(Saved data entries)
********
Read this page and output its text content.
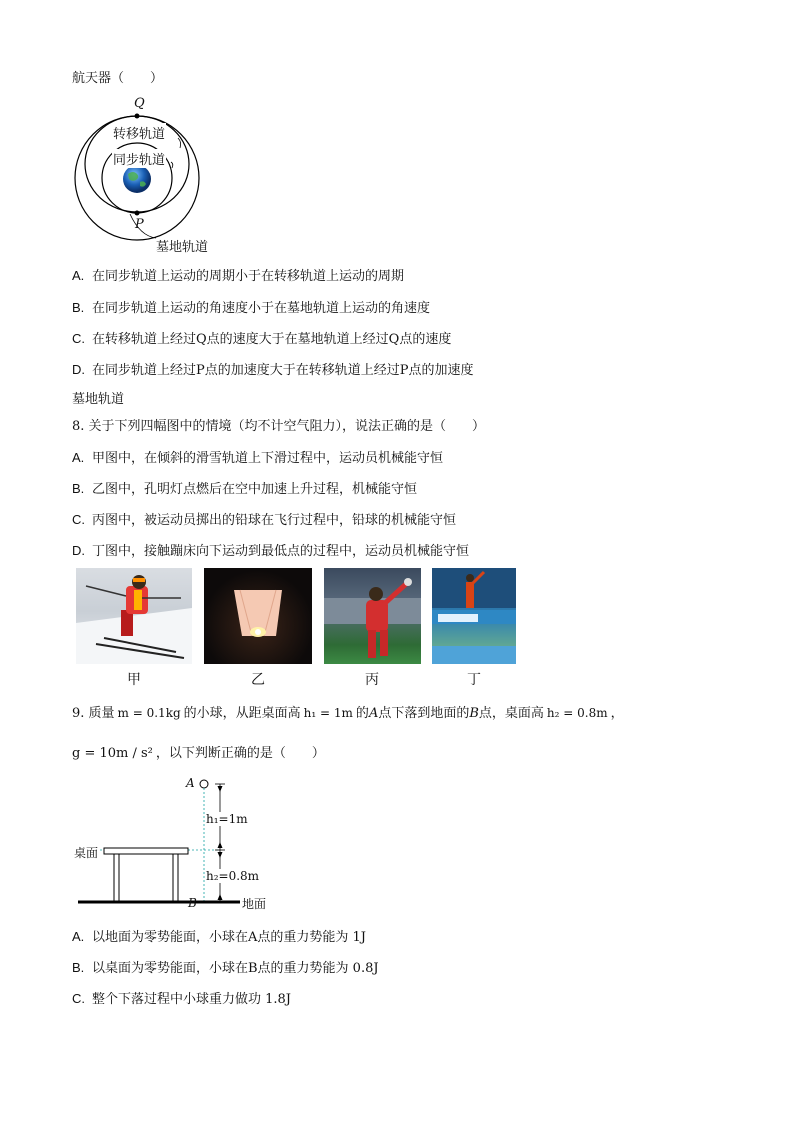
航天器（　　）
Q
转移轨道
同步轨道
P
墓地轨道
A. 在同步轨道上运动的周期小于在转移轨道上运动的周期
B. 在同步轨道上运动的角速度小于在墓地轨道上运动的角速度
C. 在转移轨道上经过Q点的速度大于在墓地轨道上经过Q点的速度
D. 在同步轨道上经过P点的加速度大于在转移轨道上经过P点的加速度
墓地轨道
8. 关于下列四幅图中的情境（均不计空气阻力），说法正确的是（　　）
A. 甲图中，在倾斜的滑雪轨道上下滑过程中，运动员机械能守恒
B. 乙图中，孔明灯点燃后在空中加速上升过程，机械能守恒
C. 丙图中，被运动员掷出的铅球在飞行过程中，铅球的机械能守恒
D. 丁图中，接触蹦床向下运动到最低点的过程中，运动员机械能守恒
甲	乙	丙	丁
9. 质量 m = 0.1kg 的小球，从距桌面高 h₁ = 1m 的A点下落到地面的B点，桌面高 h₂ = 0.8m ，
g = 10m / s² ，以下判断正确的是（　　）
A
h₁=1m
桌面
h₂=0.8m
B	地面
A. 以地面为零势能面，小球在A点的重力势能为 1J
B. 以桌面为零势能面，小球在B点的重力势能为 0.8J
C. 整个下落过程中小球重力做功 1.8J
********
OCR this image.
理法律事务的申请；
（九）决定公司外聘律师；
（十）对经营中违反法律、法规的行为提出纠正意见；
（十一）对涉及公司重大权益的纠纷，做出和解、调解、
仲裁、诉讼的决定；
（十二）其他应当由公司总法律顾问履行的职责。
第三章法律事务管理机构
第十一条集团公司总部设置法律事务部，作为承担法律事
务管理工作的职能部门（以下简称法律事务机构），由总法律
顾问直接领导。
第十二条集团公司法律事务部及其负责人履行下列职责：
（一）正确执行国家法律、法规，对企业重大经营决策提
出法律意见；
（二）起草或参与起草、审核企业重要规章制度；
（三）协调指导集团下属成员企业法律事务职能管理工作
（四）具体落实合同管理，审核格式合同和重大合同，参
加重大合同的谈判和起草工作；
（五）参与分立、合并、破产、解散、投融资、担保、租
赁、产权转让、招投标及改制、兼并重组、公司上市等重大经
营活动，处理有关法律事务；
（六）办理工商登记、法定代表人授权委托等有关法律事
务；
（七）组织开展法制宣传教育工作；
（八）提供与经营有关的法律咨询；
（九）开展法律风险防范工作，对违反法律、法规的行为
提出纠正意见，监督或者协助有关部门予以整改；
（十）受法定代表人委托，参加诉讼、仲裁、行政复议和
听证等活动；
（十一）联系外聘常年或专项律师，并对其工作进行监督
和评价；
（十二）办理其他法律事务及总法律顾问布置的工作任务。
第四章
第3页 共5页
********
Task directions: Go through the material and select each line with the string "this" in it.

Result:
Read this page and output its text content.
OCR this image.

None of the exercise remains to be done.